(Records from a data source)
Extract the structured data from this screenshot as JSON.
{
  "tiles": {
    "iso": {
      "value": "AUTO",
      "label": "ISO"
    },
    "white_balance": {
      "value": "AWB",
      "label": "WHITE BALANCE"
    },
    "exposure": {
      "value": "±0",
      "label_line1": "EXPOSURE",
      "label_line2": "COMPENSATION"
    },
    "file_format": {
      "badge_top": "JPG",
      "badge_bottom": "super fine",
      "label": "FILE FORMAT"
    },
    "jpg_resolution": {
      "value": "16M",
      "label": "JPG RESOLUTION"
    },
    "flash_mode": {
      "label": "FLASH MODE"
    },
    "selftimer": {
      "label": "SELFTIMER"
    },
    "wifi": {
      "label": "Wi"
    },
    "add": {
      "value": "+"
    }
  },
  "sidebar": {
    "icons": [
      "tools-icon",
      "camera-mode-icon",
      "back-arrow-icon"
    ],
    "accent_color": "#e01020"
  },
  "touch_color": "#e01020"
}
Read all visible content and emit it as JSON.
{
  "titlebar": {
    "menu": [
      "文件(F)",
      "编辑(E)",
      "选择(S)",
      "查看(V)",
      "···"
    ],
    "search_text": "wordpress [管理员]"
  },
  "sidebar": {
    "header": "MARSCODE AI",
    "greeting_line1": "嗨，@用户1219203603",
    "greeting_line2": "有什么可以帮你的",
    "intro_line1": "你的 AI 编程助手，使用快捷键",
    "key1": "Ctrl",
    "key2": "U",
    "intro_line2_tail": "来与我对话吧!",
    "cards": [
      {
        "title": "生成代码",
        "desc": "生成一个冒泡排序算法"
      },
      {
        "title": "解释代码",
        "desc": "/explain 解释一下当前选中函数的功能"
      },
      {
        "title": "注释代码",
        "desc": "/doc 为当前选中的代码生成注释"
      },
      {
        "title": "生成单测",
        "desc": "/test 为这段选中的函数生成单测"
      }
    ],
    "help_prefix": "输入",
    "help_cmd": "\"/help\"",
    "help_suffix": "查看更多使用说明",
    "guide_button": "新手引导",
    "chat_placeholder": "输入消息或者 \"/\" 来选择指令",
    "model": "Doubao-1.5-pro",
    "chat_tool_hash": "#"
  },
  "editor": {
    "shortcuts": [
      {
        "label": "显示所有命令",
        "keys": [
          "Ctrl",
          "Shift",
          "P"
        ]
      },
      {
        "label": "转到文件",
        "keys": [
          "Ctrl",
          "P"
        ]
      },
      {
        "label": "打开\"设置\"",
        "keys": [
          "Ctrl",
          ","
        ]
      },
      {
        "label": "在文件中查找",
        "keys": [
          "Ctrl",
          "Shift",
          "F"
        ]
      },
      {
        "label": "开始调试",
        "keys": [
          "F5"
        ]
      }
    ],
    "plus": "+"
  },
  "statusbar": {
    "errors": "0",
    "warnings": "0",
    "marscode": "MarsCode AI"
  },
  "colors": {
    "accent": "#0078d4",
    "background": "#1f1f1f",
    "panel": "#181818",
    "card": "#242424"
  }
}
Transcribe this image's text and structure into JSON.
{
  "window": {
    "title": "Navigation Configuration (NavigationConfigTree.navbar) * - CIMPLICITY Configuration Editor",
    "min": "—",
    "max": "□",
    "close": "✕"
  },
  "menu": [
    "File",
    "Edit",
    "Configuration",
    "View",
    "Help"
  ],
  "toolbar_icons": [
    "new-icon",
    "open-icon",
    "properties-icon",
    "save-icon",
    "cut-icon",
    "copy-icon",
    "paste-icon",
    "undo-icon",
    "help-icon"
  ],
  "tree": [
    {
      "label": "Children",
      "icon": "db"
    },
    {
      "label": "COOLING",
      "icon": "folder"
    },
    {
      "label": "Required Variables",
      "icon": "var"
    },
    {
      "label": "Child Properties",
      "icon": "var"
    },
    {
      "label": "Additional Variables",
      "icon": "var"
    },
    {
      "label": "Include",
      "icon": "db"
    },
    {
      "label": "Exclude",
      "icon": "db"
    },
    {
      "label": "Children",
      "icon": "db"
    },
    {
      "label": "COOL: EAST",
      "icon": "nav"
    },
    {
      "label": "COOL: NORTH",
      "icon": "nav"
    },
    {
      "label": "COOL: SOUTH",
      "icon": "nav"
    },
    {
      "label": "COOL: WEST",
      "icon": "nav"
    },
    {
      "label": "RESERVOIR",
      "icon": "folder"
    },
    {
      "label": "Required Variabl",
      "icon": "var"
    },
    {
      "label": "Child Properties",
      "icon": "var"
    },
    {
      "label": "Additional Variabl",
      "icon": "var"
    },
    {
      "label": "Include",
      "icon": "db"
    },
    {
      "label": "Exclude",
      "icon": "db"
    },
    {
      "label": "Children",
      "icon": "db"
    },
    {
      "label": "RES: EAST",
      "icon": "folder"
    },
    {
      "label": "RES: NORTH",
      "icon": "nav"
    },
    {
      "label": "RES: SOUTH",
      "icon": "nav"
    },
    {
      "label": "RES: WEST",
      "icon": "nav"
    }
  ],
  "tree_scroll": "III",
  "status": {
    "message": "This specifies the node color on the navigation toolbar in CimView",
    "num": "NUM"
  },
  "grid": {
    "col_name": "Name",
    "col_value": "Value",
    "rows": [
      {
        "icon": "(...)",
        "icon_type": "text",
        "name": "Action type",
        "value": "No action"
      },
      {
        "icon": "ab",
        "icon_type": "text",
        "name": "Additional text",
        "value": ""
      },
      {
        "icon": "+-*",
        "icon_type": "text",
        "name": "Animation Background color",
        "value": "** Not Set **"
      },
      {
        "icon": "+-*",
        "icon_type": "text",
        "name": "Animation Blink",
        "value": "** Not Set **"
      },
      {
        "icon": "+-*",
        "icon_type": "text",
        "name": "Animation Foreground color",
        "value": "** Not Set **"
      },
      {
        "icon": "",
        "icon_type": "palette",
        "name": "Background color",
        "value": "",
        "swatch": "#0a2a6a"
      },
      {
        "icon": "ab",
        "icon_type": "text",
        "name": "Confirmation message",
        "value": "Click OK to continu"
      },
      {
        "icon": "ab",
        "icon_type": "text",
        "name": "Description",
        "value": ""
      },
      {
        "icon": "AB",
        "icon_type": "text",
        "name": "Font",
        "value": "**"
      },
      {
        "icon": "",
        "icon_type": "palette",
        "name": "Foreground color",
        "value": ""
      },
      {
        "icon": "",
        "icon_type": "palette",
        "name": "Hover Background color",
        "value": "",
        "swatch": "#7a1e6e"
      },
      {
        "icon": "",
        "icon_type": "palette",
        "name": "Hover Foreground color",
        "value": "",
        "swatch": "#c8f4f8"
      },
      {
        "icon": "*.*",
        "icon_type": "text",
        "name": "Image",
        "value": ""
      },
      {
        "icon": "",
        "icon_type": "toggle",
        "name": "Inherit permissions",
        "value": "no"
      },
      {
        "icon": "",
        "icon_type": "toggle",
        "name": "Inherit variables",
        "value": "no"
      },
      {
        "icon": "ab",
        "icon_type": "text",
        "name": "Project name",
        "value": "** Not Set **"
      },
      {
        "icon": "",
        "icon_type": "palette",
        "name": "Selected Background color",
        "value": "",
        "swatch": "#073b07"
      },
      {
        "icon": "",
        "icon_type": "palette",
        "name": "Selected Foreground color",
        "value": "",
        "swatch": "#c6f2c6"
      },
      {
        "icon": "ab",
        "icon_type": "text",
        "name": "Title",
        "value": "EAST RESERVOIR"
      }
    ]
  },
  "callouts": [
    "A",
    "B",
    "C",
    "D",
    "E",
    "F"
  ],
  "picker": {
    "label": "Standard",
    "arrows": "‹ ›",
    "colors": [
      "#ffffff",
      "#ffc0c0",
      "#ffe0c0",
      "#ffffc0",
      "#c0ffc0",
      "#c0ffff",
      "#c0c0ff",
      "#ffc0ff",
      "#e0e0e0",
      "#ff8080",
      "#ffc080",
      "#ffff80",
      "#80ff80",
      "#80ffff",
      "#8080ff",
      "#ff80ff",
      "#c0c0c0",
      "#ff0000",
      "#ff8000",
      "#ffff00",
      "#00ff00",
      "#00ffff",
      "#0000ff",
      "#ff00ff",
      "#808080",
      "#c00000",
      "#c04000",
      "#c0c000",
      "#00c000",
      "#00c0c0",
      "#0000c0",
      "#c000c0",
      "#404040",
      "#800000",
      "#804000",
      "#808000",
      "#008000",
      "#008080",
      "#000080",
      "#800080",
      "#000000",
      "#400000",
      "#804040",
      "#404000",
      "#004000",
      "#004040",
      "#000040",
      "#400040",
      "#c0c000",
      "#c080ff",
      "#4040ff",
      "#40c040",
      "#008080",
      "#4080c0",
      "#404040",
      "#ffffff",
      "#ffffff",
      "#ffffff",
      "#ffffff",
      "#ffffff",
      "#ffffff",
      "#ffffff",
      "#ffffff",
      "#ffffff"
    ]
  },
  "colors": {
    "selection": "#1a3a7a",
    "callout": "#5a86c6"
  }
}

§ Set task: Scan the listing above for the word "Required" and copy every line that holds it.

§ Exercise solution:
      "label": "Required Variables",
      "label": "Required Variabl",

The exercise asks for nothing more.